*STORED RECORDS*:
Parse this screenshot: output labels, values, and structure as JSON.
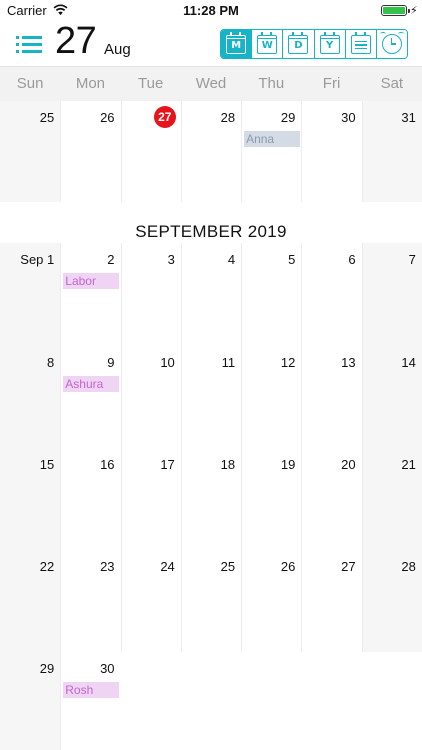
{
  "status_bar": {
    "carrier": "Carrier",
    "time": "11:28 PM",
    "battery_level": 1.0,
    "icons": [
      "wifi-icon",
      "battery-icon",
      "charging-icon"
    ]
  },
  "header": {
    "day": "27",
    "month": "Aug",
    "menu_icon": "list-icon",
    "view_buttons": [
      {
        "letter": "M",
        "name": "month",
        "active": true
      },
      {
        "letter": "W",
        "name": "week",
        "active": false
      },
      {
        "letter": "D",
        "name": "day",
        "active": false
      },
      {
        "letter": "Y",
        "name": "year",
        "active": false
      },
      {
        "letter": "",
        "name": "agenda",
        "active": false
      },
      {
        "letter": "",
        "name": "alarm",
        "active": false
      }
    ]
  },
  "weekdays": [
    "Sun",
    "Mon",
    "Tue",
    "Wed",
    "Thu",
    "Fri",
    "Sat"
  ],
  "august_week": {
    "days": [
      "25",
      "26",
      "27",
      "28",
      "29",
      "30",
      "31"
    ],
    "today_index": 2,
    "events": [
      {
        "day_index": 4,
        "label": "Anna",
        "color": "grey"
      }
    ]
  },
  "september": {
    "title": "SEPTEMBER 2019",
    "weeks": [
      {
        "days": [
          "Sep 1",
          "2",
          "3",
          "4",
          "5",
          "6",
          "7"
        ],
        "events": [
          {
            "day_index": 1,
            "label": "Labor",
            "color": "purple"
          }
        ]
      },
      {
        "days": [
          "8",
          "9",
          "10",
          "11",
          "12",
          "13",
          "14"
        ],
        "events": [
          {
            "day_index": 1,
            "label": "Ashura",
            "color": "purple"
          }
        ]
      },
      {
        "days": [
          "15",
          "16",
          "17",
          "18",
          "19",
          "20",
          "21"
        ],
        "events": []
      },
      {
        "days": [
          "22",
          "23",
          "24",
          "25",
          "26",
          "27",
          "28"
        ],
        "events": []
      },
      {
        "days": [
          "29",
          "30",
          "",
          "",
          "",
          "",
          ""
        ],
        "events": [
          {
            "day_index": 1,
            "label": "Rosh",
            "color": "purple"
          }
        ]
      }
    ]
  },
  "colors": {
    "accent": "#17b3c6",
    "today": "#e8141b",
    "event_grey_bg": "#d4dbe4",
    "event_purple_bg": "#f0d4f4",
    "event_purple_text": "#c067cf",
    "weekend_bg": "#f6f6f6"
  }
}
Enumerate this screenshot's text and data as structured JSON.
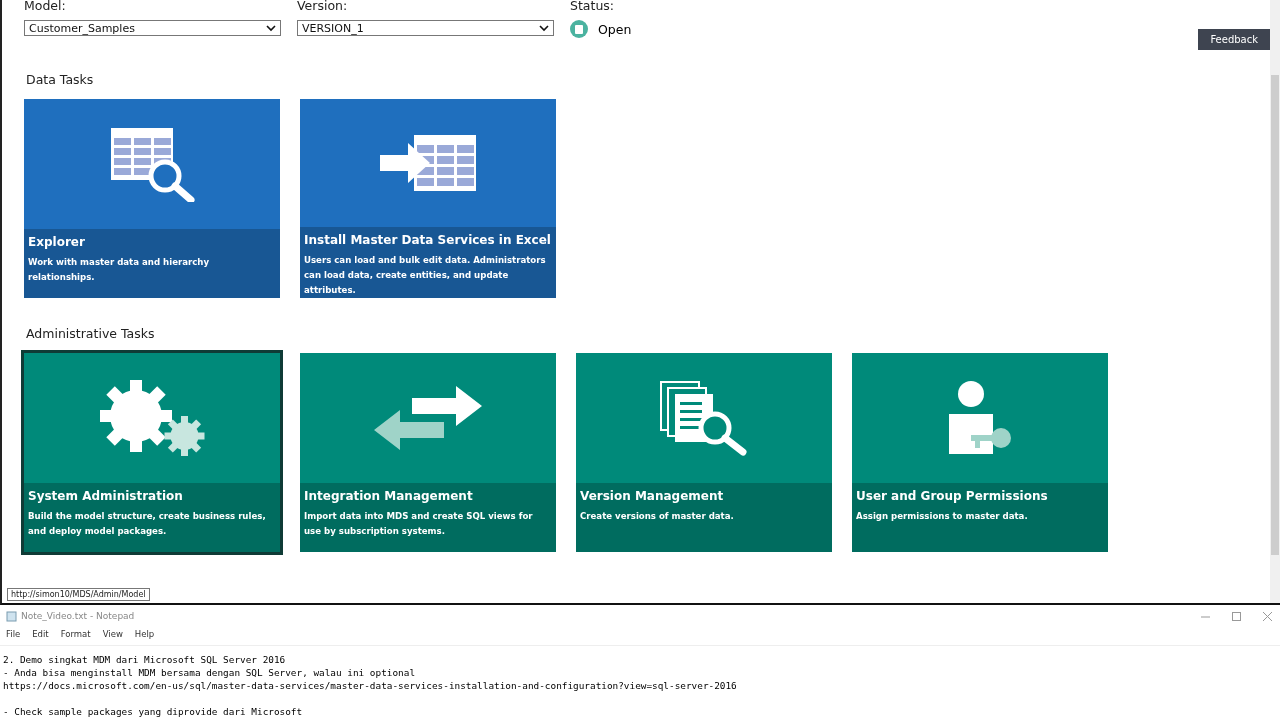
{
  "header": {
    "model": {
      "label": "Model:",
      "value": "Customer_Samples"
    },
    "version": {
      "label": "Version:",
      "value": "VERSION_1"
    },
    "status": {
      "label": "Status:",
      "value": "Open"
    },
    "feedback": "Feedback"
  },
  "sections": [
    {
      "title": "Data Tasks",
      "color": "#1f6fbe",
      "tiles": [
        {
          "kind": "explorer",
          "title": "Explorer",
          "description": "Work with master data and hierarchy relationships.",
          "selected": false
        },
        {
          "kind": "excel",
          "title": "Install Master Data Services in Excel",
          "description": "Users can load and bulk edit data. Administrators can load data, create entities, and update attributes.",
          "selected": false
        }
      ]
    },
    {
      "title": "Administrative Tasks",
      "color": "#008a7a",
      "tiles": [
        {
          "kind": "gears",
          "title": "System Administration",
          "description": "Build the model structure, create business rules, and deploy model packages.",
          "selected": true
        },
        {
          "kind": "arrows",
          "title": "Integration Management",
          "description": "Import data into MDS and create SQL views for use by subscription systems.",
          "selected": false
        },
        {
          "kind": "documents",
          "title": "Version Management",
          "description": "Create versions of master data.",
          "selected": false
        },
        {
          "kind": "user-key",
          "title": "User and Group Permissions",
          "description": "Assign permissions to master data.",
          "selected": false
        }
      ]
    }
  ],
  "tooltip": "http://simon10/MDS/Admin/Model",
  "notepad": {
    "title": "Note_Video.txt - Notepad",
    "menu": [
      "File",
      "Edit",
      "Format",
      "View",
      "Help"
    ],
    "paragraphs": [
      [
        "2. Demo singkat MDM dari Microsoft SQL Server 2016",
        "- Anda bisa menginstall MDM bersama dengan SQL Server, walau ini optional",
        "https://docs.microsoft.com/en-us/sql/master-data-services/master-data-services-installation-and-configuration?view=sql-server-2016"
      ],
      [
        "- Check sample packages yang diprovide dari Microsoft"
      ]
    ]
  }
}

*WHAT THIS TASK INVOLVES*: Pull out every line above that holds the word "JSON".

*EXERCISE ANSWER*:
Parse this screenshot: output labels, values, and structure as JSON.
Enumerate this screenshot's text and data as structured JSON.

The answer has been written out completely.